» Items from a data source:
══════

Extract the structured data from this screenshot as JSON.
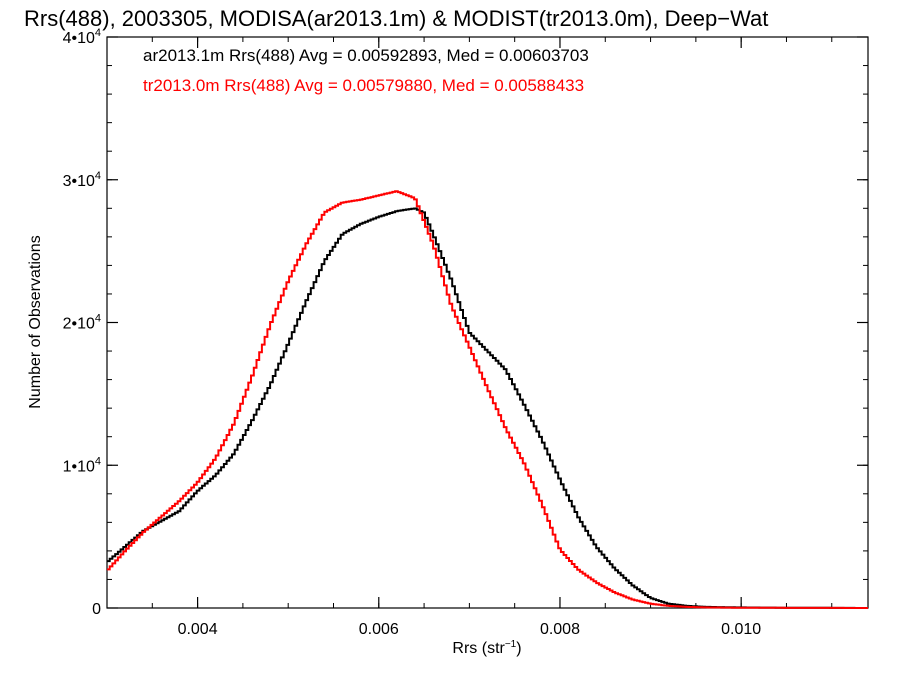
{
  "chart_data": {
    "type": "line",
    "title": "Rrs(488), 2003305, MODISA(ar2013.1m) & MODIST(tr2013.0m), Deep−Wat",
    "xlabel": "Rrs (str",
    "xlabel_sup": "−1",
    "xlabel_close": ")",
    "ylabel": "Number of Observations",
    "xlim": [
      0.003,
      0.0114
    ],
    "ylim": [
      0,
      40000
    ],
    "x_ticks": [
      {
        "value": 0.004,
        "label": "0.004"
      },
      {
        "value": 0.006,
        "label": "0.006"
      },
      {
        "value": 0.008,
        "label": "0.008"
      },
      {
        "value": 0.01,
        "label": "0.010"
      }
    ],
    "y_ticks": [
      {
        "value": 0,
        "base": "0",
        "exp": ""
      },
      {
        "value": 10000,
        "base": "1•10",
        "exp": "4"
      },
      {
        "value": 20000,
        "base": "2•10",
        "exp": "4"
      },
      {
        "value": 30000,
        "base": "3•10",
        "exp": "4"
      },
      {
        "value": 40000,
        "base": "4•10",
        "exp": "4"
      }
    ],
    "grid": false,
    "legend_position": "top-left",
    "series": [
      {
        "label": "ar2013.1m Rrs(488) Avg = 0.00592893, Med = 0.00603703",
        "color": "#000000",
        "x": [
          0.003,
          0.0032,
          0.0034,
          0.0036,
          0.0038,
          0.004,
          0.0042,
          0.0044,
          0.0046,
          0.0048,
          0.005,
          0.0052,
          0.0054,
          0.0056,
          0.0058,
          0.006,
          0.0062,
          0.0064,
          0.0065,
          0.0066,
          0.0068,
          0.007,
          0.0072,
          0.0074,
          0.0076,
          0.0078,
          0.008,
          0.0082,
          0.0084,
          0.0086,
          0.0088,
          0.009,
          0.0092,
          0.0094,
          0.0096,
          0.01,
          0.0105,
          0.011,
          0.0114
        ],
        "y": [
          3200,
          4300,
          5400,
          6100,
          6800,
          8200,
          9300,
          10800,
          13100,
          15600,
          18500,
          21500,
          24300,
          26200,
          26900,
          27400,
          27800,
          28000,
          27700,
          26200,
          23000,
          19300,
          18000,
          16700,
          14300,
          11800,
          9000,
          6400,
          4300,
          2800,
          1600,
          700,
          300,
          150,
          80,
          40,
          20,
          10,
          0
        ]
      },
      {
        "label": "tr2013.0m Rrs(488) Avg = 0.00579880, Med = 0.00588433",
        "color": "#ff0000",
        "x": [
          0.003,
          0.0032,
          0.0034,
          0.0036,
          0.0038,
          0.004,
          0.0042,
          0.0044,
          0.0046,
          0.0048,
          0.005,
          0.0052,
          0.0054,
          0.0056,
          0.0058,
          0.006,
          0.0062,
          0.0064,
          0.0066,
          0.0068,
          0.007,
          0.0072,
          0.0074,
          0.0076,
          0.0078,
          0.008,
          0.0082,
          0.0084,
          0.0086,
          0.0088,
          0.009,
          0.0092,
          0.0094,
          0.0096,
          0.01,
          0.0105,
          0.011,
          0.0114
        ],
        "y": [
          2600,
          4000,
          5300,
          6400,
          7500,
          8800,
          10500,
          12900,
          16200,
          19800,
          22900,
          25500,
          27700,
          28400,
          28600,
          28900,
          29200,
          28700,
          25500,
          21200,
          18300,
          15400,
          12600,
          10200,
          7300,
          4100,
          2700,
          1800,
          1100,
          600,
          300,
          150,
          80,
          40,
          20,
          10,
          5,
          0
        ]
      }
    ]
  }
}
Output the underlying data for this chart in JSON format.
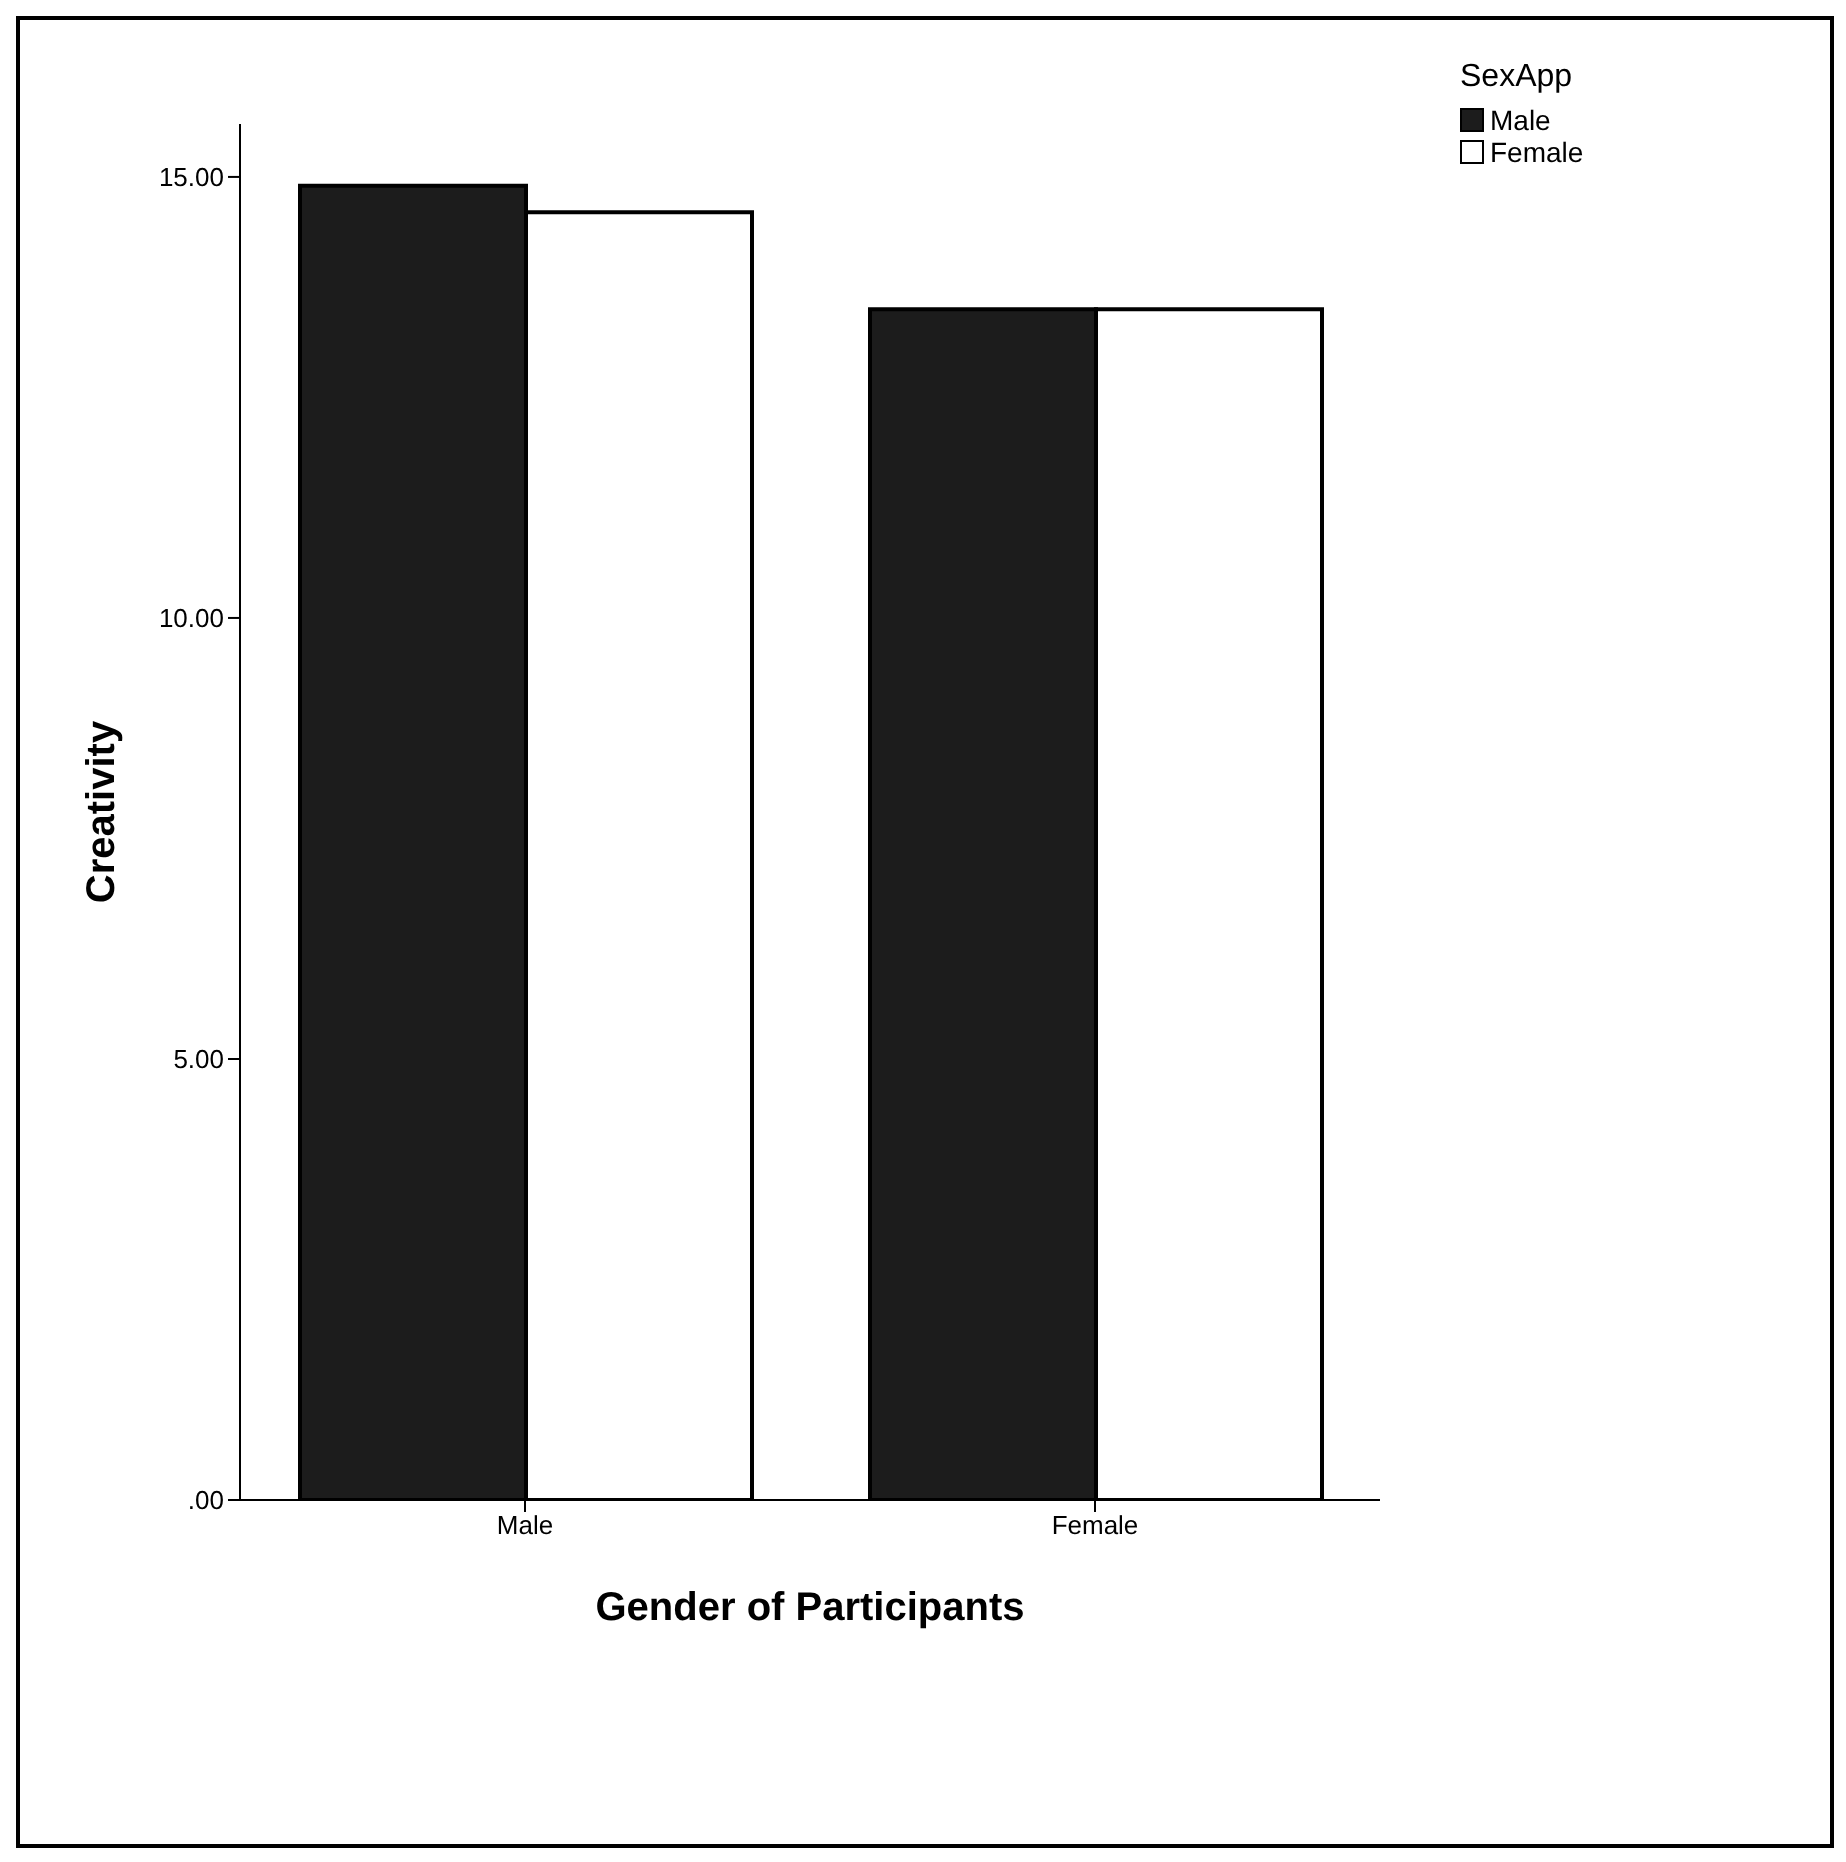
{
  "chart_data": {
    "type": "bar",
    "xlabel": "Gender of Participants",
    "ylabel": "Creativity",
    "legend_title": "SexApp",
    "categories": [
      "Male",
      "Female"
    ],
    "series": [
      {
        "name": "Male",
        "color": "#1c1c1c",
        "values": [
          14.9,
          13.5
        ]
      },
      {
        "name": "Female",
        "color": "#ffffff",
        "values": [
          14.6,
          13.5
        ]
      }
    ],
    "ylim": [
      0,
      15.6
    ],
    "yticks": [
      {
        "value": 0,
        "label": ".00"
      },
      {
        "value": 5,
        "label": "5.00"
      },
      {
        "value": 10,
        "label": "10.00"
      },
      {
        "value": 15,
        "label": "15.00"
      }
    ],
    "grid": false,
    "legend": "top right"
  }
}
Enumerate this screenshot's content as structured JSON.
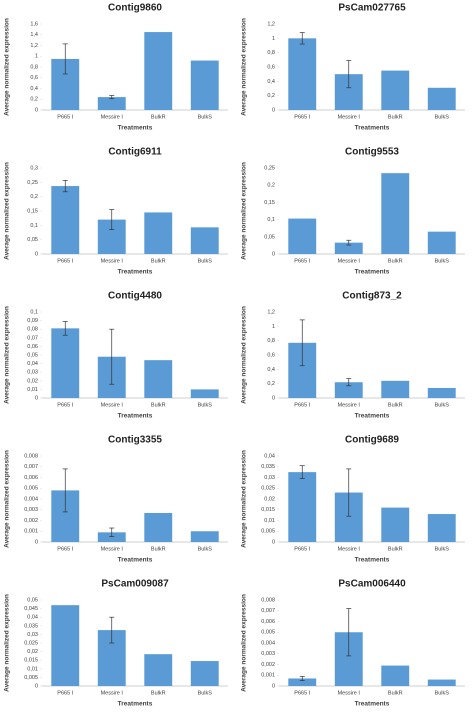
{
  "chart_data": [
    {
      "type": "bar",
      "title": "Contig9860",
      "y_label": "Average normalized expression",
      "x_label": "Treatments",
      "color": "#5b9bd5",
      "categories": [
        "P665 I",
        "Messire I",
        "BulkR",
        "BulkS"
      ],
      "values": [
        0.95,
        0.24,
        1.45,
        0.92
      ],
      "errors": [
        0.28,
        0.03,
        null,
        null
      ],
      "ylim": [
        0,
        1.6
      ],
      "yticks": [
        0,
        {
          "value": 0.2,
          "label": "0,2"
        },
        {
          "value": 0.4,
          "label": "0,4"
        },
        {
          "value": 0.6,
          "label": "0,6"
        },
        {
          "value": 0.8,
          "label": "0,8"
        },
        1,
        {
          "value": 1.2,
          "label": "1,2"
        },
        {
          "value": 1.4,
          "label": "1,4"
        },
        {
          "value": 1.6,
          "label": "1,6"
        }
      ]
    },
    {
      "type": "bar",
      "title": "PsCam027765",
      "y_label": "Average normalized expression",
      "x_label": "Treatments",
      "color": "#5b9bd5",
      "categories": [
        "P665 I",
        "Messire I",
        "BulkR",
        "BulkS"
      ],
      "values": [
        1.0,
        0.5,
        0.55,
        0.31
      ],
      "errors": [
        0.08,
        0.19,
        null,
        null
      ],
      "ylim": [
        0,
        1.2
      ],
      "yticks": [
        0,
        {
          "value": 0.2,
          "label": "0,2"
        },
        {
          "value": 0.4,
          "label": "0,4"
        },
        {
          "value": 0.6,
          "label": "0,6"
        },
        {
          "value": 0.8,
          "label": "0,8"
        },
        1,
        {
          "value": 1.2,
          "label": "1,2"
        }
      ]
    },
    {
      "type": "bar",
      "title": "Contig6911",
      "y_label": "Average normalized expression",
      "x_label": "Treatments",
      "color": "#5b9bd5",
      "categories": [
        "P665 I",
        "Messire I",
        "BulkR",
        "BulkS"
      ],
      "values": [
        0.237,
        0.12,
        0.145,
        0.093
      ],
      "errors": [
        0.02,
        0.035,
        null,
        null
      ],
      "ylim": [
        0,
        0.3
      ],
      "yticks": [
        0,
        {
          "value": 0.05,
          "label": "0,05"
        },
        {
          "value": 0.1,
          "label": "0,1"
        },
        {
          "value": 0.15,
          "label": "0,15"
        },
        {
          "value": 0.2,
          "label": "0,2"
        },
        {
          "value": 0.25,
          "label": "0,25"
        },
        {
          "value": 0.3,
          "label": "0,3"
        }
      ]
    },
    {
      "type": "bar",
      "title": "Contig9553",
      "y_label": "Average normalized expression",
      "x_label": "Treatments",
      "color": "#5b9bd5",
      "categories": [
        "P665 I",
        "Messire I",
        "BulkR",
        "BulkS"
      ],
      "values": [
        0.103,
        0.033,
        0.235,
        0.065
      ],
      "errors": [
        null,
        0.007,
        null,
        null
      ],
      "ylim": [
        0,
        0.25
      ],
      "yticks": [
        0,
        {
          "value": 0.05,
          "label": "0,05"
        },
        {
          "value": 0.1,
          "label": "0,1"
        },
        {
          "value": 0.15,
          "label": "0,15"
        },
        {
          "value": 0.2,
          "label": "0,2"
        },
        {
          "value": 0.25,
          "label": "0,25"
        }
      ]
    },
    {
      "type": "bar",
      "title": "Contig4480",
      "y_label": "Average normalized expression",
      "x_label": "Treatments",
      "color": "#5b9bd5",
      "categories": [
        "P665 I",
        "Messire I",
        "BulkR",
        "BulkS"
      ],
      "values": [
        0.081,
        0.048,
        0.044,
        0.01
      ],
      "errors": [
        0.008,
        0.032,
        null,
        null
      ],
      "ylim": [
        0,
        0.1
      ],
      "yticks": [
        0,
        {
          "value": 0.01,
          "label": "0,01"
        },
        {
          "value": 0.02,
          "label": "0,02"
        },
        {
          "value": 0.03,
          "label": "0,03"
        },
        {
          "value": 0.04,
          "label": "0,04"
        },
        {
          "value": 0.05,
          "label": "0,05"
        },
        {
          "value": 0.06,
          "label": "0,06"
        },
        {
          "value": 0.07,
          "label": "0,07"
        },
        {
          "value": 0.08,
          "label": "0,08"
        },
        {
          "value": 0.09,
          "label": "0,09"
        },
        {
          "value": 0.1,
          "label": "0,1"
        }
      ]
    },
    {
      "type": "bar",
      "title": "Contig873_2",
      "y_label": "Average normalized expression",
      "x_label": "Treatments",
      "color": "#5b9bd5",
      "categories": [
        "P665 I",
        "Messire I",
        "BulkR",
        "BulkS"
      ],
      "values": [
        0.77,
        0.22,
        0.24,
        0.14
      ],
      "errors": [
        0.32,
        0.05,
        null,
        null
      ],
      "ylim": [
        0,
        1.2
      ],
      "yticks": [
        0,
        {
          "value": 0.2,
          "label": "0,2"
        },
        {
          "value": 0.4,
          "label": "0,4"
        },
        {
          "value": 0.6,
          "label": "0,6"
        },
        {
          "value": 0.8,
          "label": "0,8"
        },
        1,
        {
          "value": 1.2,
          "label": "1,2"
        }
      ]
    },
    {
      "type": "bar",
      "title": "Contig3355",
      "y_label": "Average normalized expression",
      "x_label": "Treatments",
      "color": "#5b9bd5",
      "categories": [
        "P665 I",
        "Messire I",
        "BulkR",
        "BulkS"
      ],
      "values": [
        0.0048,
        0.0009,
        0.0027,
        0.001
      ],
      "errors": [
        0.002,
        0.0004,
        null,
        null
      ],
      "ylim": [
        0,
        0.008
      ],
      "yticks": [
        0,
        {
          "value": 0.001,
          "label": "0,001"
        },
        {
          "value": 0.002,
          "label": "0,002"
        },
        {
          "value": 0.003,
          "label": "0,003"
        },
        {
          "value": 0.004,
          "label": "0,004"
        },
        {
          "value": 0.005,
          "label": "0,005"
        },
        {
          "value": 0.006,
          "label": "0,006"
        },
        {
          "value": 0.007,
          "label": "0,007"
        },
        {
          "value": 0.008,
          "label": "0,008"
        }
      ]
    },
    {
      "type": "bar",
      "title": "Contig9689",
      "y_label": "Average normalized expression",
      "x_label": "Treatments",
      "color": "#5b9bd5",
      "categories": [
        "P665 I",
        "Messire I",
        "BulkR",
        "BulkS"
      ],
      "values": [
        0.0325,
        0.023,
        0.016,
        0.013
      ],
      "errors": [
        0.003,
        0.011,
        null,
        null
      ],
      "ylim": [
        0,
        0.04
      ],
      "yticks": [
        0,
        {
          "value": 0.005,
          "label": "0,005"
        },
        {
          "value": 0.01,
          "label": "0,01"
        },
        {
          "value": 0.015,
          "label": "0,015"
        },
        {
          "value": 0.02,
          "label": "0,02"
        },
        {
          "value": 0.025,
          "label": "0,025"
        },
        {
          "value": 0.03,
          "label": "0,03"
        },
        {
          "value": 0.035,
          "label": "0,035"
        },
        {
          "value": 0.04,
          "label": "0,04"
        }
      ]
    },
    {
      "type": "bar",
      "title": "PsCam009087",
      "y_label": "Average normalized expression",
      "x_label": "Treatments",
      "color": "#5b9bd5",
      "categories": [
        "P665 I",
        "Messire I",
        "BulkR",
        "BulkS"
      ],
      "values": [
        0.047,
        0.0325,
        0.0185,
        0.0145
      ],
      "errors": [
        null,
        0.0075,
        null,
        null
      ],
      "ylim": [
        0,
        0.05
      ],
      "yticks": [
        0,
        {
          "value": 0.005,
          "label": "0,005"
        },
        {
          "value": 0.01,
          "label": "0,01"
        },
        {
          "value": 0.015,
          "label": "0,015"
        },
        {
          "value": 0.02,
          "label": "0,02"
        },
        {
          "value": 0.025,
          "label": "0,025"
        },
        {
          "value": 0.03,
          "label": "0,03"
        },
        {
          "value": 0.035,
          "label": "0,035"
        },
        {
          "value": 0.04,
          "label": "0,04"
        },
        {
          "value": 0.045,
          "label": "0,045"
        },
        {
          "value": 0.05,
          "label": "0,05"
        }
      ]
    },
    {
      "type": "bar",
      "title": "PsCam006440",
      "y_label": "Average normalized expression",
      "x_label": "Treatments",
      "color": "#5b9bd5",
      "categories": [
        "P665 I",
        "Messire I",
        "BulkR",
        "BulkS"
      ],
      "values": [
        0.0007,
        0.005,
        0.0019,
        0.0006
      ],
      "errors": [
        0.0002,
        0.0022,
        null,
        null
      ],
      "ylim": [
        0,
        0.008
      ],
      "yticks": [
        0,
        {
          "value": 0.001,
          "label": "0,001"
        },
        {
          "value": 0.002,
          "label": "0,002"
        },
        {
          "value": 0.003,
          "label": "0,003"
        },
        {
          "value": 0.004,
          "label": "0,004"
        },
        {
          "value": 0.005,
          "label": "0,005"
        },
        {
          "value": 0.006,
          "label": "0,006"
        },
        {
          "value": 0.007,
          "label": "0,007"
        },
        {
          "value": 0.008,
          "label": "0,008"
        }
      ]
    }
  ]
}
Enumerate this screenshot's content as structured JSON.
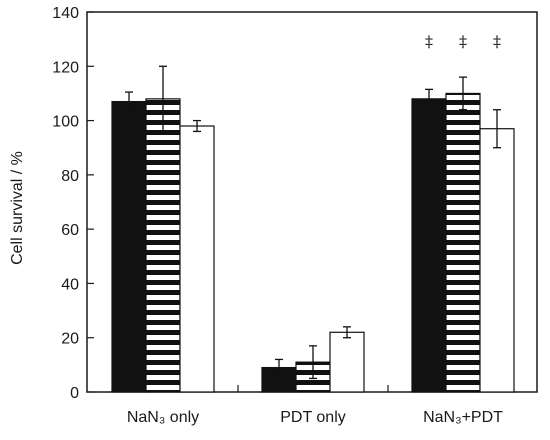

══════

» Work instructions: Gather each line holding the string "JSON".

» Final result:
Extract the structured data from this screenshot as JSON.
Output the underlying data for this chart in JSON format.
Enumerate this screenshot's content as structured JSON.
Enumerate this screenshot's content as structured JSON.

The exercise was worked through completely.